* START Entries provided *
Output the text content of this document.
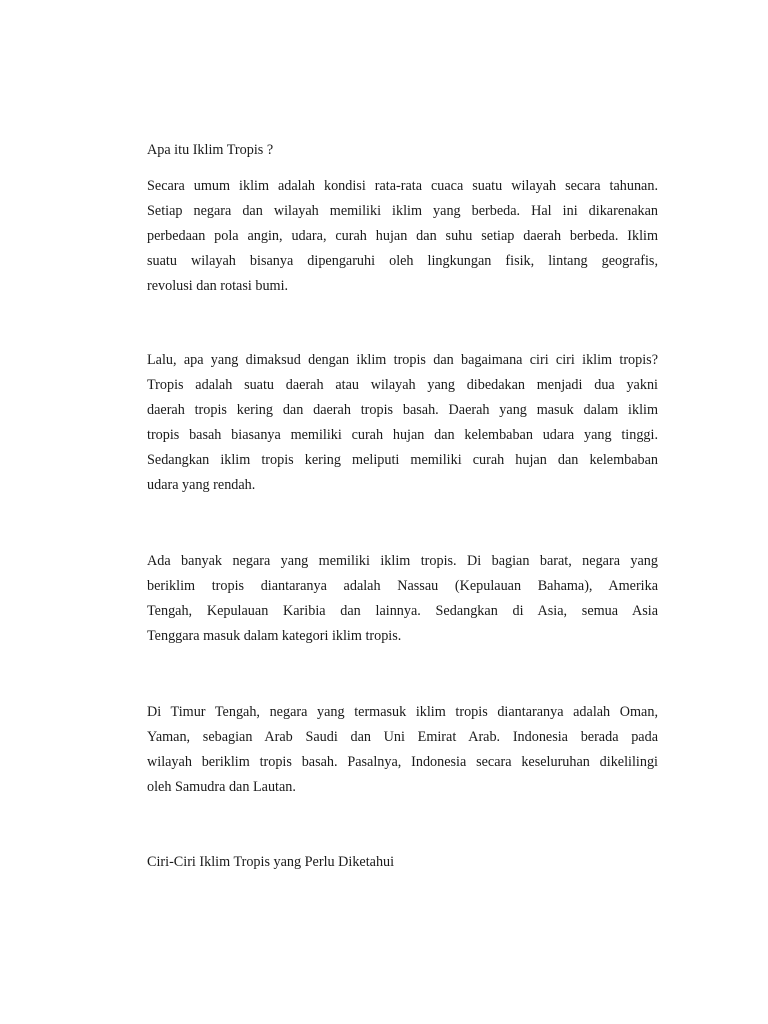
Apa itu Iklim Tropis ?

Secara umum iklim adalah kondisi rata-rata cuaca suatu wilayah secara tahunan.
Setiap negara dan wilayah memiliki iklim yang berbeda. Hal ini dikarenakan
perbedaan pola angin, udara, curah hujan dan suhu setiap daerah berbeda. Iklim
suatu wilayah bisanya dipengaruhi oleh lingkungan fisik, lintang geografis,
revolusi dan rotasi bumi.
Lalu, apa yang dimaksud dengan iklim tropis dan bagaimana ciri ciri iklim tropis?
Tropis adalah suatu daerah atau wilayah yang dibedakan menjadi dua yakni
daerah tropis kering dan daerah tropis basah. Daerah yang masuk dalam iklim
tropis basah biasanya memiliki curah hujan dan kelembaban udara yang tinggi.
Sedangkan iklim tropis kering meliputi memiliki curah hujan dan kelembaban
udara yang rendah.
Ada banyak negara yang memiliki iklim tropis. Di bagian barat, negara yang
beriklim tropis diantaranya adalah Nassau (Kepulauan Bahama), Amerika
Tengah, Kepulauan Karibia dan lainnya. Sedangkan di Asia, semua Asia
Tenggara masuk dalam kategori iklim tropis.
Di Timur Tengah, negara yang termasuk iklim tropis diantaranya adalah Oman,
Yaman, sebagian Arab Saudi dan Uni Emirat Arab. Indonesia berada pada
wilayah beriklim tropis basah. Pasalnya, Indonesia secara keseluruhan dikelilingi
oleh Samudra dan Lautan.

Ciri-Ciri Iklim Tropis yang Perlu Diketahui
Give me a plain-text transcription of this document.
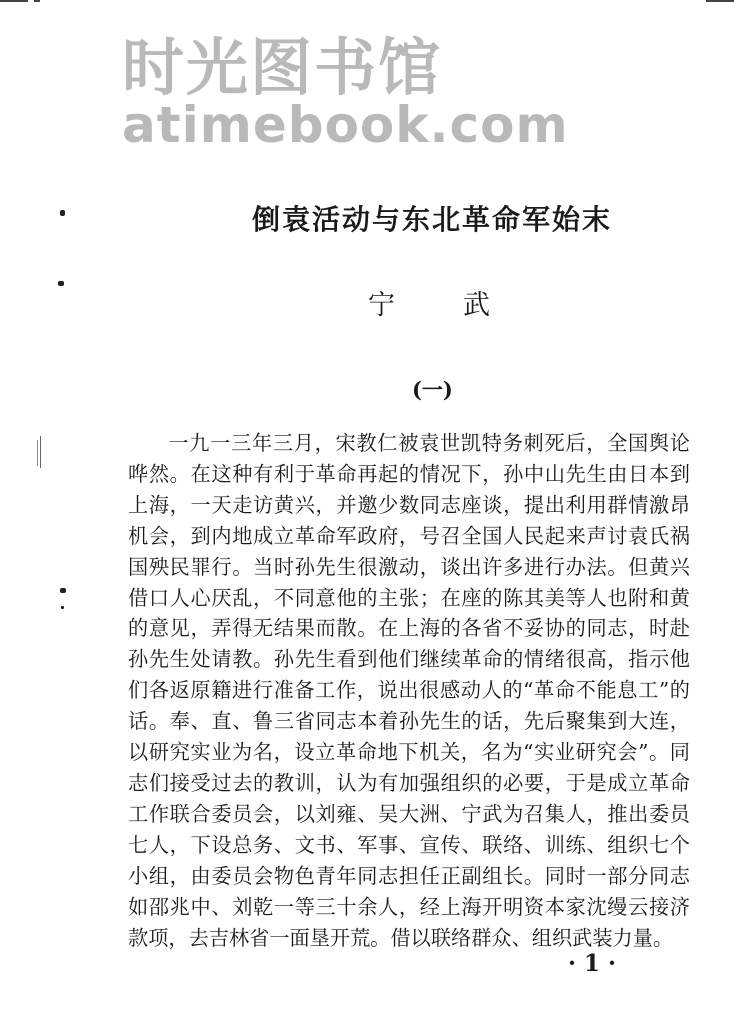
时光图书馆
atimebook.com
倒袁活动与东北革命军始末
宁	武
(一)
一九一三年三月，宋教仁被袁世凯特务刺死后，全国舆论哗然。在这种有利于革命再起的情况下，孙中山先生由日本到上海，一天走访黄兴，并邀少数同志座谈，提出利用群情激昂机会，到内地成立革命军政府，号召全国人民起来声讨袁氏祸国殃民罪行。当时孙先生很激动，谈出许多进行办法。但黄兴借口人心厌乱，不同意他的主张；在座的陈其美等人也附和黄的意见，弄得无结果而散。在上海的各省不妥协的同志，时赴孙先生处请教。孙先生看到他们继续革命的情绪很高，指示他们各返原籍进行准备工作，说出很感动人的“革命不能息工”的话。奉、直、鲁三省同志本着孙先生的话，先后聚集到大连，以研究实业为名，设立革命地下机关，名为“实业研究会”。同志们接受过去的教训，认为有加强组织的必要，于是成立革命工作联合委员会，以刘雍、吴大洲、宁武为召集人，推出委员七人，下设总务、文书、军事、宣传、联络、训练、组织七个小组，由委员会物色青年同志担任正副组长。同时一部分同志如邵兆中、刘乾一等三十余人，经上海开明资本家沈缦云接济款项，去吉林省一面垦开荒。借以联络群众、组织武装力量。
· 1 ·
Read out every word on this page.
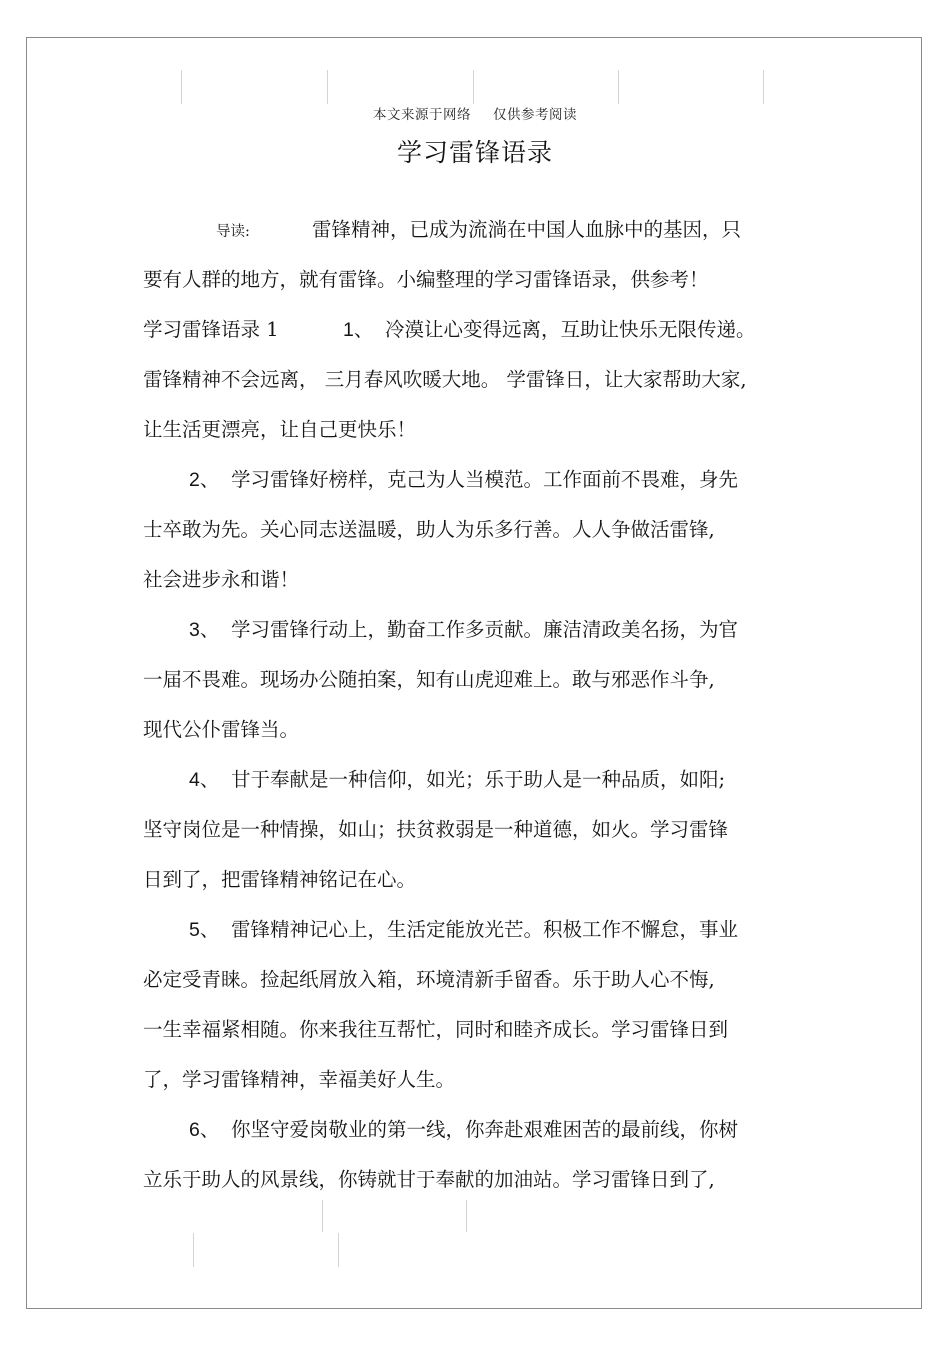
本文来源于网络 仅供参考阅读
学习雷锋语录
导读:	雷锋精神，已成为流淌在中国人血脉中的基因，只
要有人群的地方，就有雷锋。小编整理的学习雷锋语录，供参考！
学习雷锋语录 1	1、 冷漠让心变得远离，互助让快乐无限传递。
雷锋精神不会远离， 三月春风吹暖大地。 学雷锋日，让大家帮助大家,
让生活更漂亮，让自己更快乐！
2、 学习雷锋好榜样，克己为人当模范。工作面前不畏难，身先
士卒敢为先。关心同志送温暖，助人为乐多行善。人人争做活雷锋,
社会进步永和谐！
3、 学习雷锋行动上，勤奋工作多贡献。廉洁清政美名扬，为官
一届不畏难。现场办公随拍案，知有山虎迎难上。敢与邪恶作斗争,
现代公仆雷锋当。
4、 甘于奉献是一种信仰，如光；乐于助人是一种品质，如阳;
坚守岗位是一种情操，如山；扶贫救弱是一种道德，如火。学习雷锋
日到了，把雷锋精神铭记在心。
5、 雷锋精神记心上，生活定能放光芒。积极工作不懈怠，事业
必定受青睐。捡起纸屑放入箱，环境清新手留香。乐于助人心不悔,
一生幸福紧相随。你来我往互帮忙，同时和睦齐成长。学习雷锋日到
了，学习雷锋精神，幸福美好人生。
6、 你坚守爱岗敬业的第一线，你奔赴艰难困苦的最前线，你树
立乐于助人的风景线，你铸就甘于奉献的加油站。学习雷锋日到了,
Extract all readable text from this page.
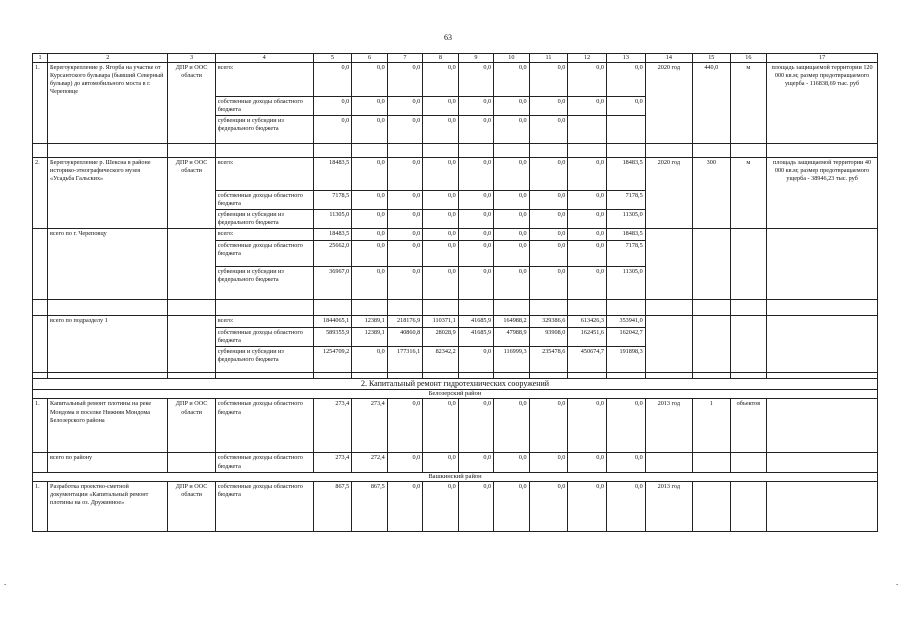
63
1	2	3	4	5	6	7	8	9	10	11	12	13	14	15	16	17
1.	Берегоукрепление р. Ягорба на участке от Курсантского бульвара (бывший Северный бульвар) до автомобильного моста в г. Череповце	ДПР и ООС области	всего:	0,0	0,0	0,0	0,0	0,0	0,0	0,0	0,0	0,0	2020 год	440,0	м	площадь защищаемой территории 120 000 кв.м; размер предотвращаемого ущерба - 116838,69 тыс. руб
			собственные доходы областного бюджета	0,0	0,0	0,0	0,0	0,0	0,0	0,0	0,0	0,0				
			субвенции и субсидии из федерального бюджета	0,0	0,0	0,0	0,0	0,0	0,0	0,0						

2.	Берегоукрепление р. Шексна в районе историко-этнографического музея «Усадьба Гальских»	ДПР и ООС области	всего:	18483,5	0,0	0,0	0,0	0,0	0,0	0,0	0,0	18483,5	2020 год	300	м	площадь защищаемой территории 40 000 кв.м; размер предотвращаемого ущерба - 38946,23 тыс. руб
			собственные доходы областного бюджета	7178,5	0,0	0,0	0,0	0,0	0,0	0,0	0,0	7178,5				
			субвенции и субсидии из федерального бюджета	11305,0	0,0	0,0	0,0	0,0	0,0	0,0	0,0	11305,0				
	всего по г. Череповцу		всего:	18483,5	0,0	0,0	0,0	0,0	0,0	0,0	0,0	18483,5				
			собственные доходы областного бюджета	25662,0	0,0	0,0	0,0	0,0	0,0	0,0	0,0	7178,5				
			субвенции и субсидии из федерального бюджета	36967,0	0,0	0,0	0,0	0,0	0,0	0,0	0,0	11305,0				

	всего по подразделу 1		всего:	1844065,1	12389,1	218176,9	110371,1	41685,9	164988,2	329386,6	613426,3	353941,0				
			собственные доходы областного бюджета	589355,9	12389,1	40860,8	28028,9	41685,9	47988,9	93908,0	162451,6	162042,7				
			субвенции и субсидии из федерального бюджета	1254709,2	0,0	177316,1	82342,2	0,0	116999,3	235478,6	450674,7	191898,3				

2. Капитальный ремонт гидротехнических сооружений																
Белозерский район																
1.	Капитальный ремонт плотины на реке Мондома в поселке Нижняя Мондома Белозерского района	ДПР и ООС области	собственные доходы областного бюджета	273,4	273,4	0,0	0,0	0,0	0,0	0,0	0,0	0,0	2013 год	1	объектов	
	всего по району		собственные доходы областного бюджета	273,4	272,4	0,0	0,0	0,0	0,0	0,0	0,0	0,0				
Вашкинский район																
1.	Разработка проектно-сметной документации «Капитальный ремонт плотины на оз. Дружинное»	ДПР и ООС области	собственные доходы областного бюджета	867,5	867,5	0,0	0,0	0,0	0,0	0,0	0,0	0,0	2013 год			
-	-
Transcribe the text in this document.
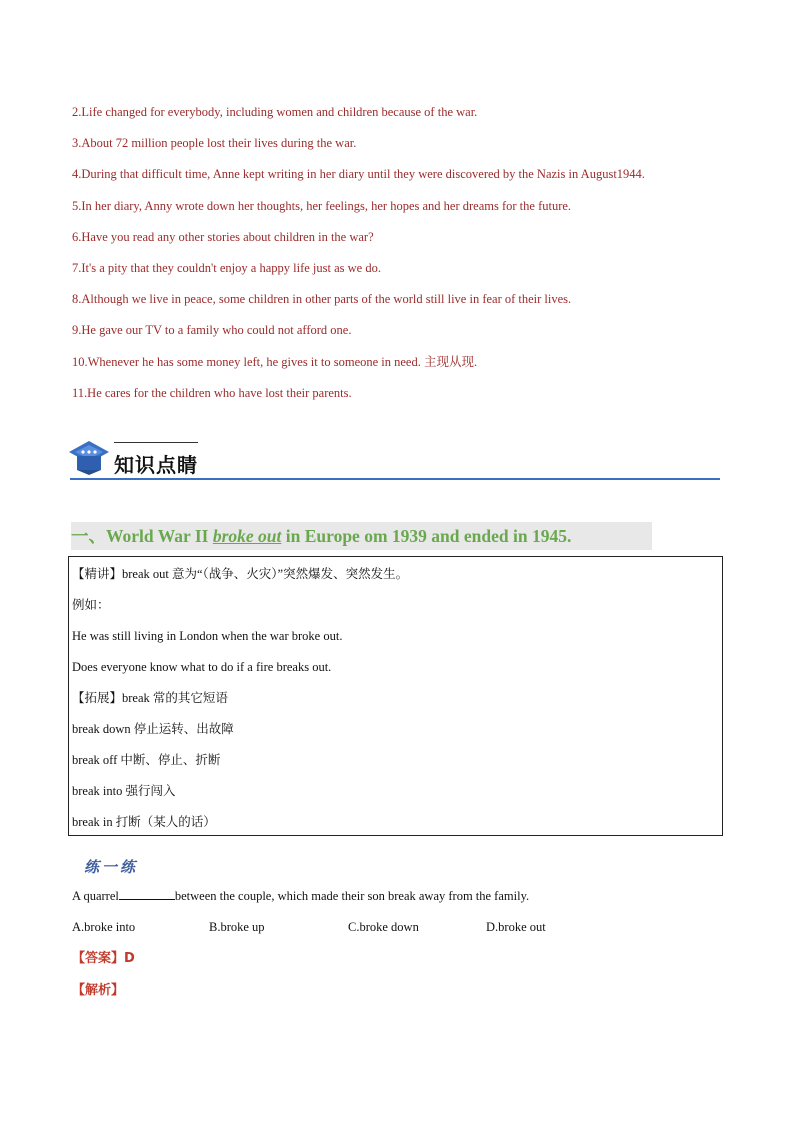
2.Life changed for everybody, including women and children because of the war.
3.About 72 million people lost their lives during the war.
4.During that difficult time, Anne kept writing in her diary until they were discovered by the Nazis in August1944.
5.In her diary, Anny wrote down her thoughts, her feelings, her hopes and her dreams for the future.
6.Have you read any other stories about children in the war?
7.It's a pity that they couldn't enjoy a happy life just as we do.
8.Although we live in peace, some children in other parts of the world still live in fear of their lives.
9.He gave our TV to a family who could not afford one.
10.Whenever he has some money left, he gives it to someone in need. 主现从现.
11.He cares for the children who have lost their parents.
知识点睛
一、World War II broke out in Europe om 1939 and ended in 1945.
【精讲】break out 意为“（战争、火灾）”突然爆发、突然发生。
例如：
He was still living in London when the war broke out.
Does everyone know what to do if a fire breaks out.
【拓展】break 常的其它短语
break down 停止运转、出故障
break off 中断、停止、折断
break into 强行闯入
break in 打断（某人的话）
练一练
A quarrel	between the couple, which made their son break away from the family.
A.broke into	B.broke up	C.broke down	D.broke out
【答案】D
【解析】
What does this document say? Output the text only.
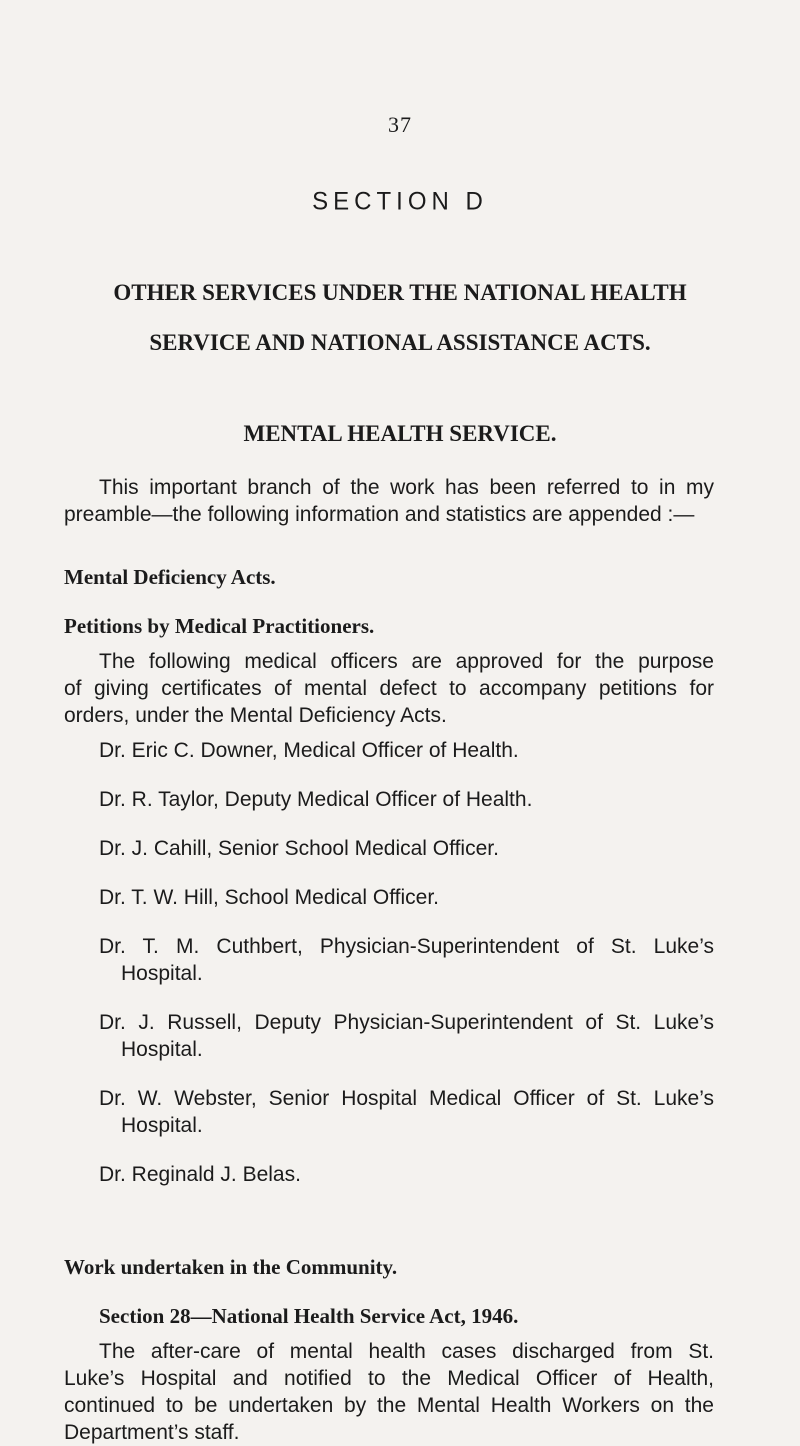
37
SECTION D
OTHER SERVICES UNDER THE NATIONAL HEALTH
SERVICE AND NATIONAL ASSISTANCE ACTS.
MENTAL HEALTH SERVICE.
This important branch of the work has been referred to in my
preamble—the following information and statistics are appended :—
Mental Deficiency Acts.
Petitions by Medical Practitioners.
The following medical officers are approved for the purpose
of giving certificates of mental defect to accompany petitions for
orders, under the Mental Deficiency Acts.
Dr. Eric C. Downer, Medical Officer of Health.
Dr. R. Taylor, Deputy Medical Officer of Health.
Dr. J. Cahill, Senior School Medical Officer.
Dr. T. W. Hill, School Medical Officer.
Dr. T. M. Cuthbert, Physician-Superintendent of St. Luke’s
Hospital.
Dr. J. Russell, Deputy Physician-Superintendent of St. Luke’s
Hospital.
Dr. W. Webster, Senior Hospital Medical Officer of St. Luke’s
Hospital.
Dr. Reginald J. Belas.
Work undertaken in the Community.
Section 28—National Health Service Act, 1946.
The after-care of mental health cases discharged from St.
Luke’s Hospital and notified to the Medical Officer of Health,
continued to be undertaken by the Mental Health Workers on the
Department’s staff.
* END Entries provided *
Exercise. Isolate the lines above that contain the word "Deficiency" and copy them.

Solution to this task.
Mental Deficiency Acts.
orders, under the Mental Deficiency Acts.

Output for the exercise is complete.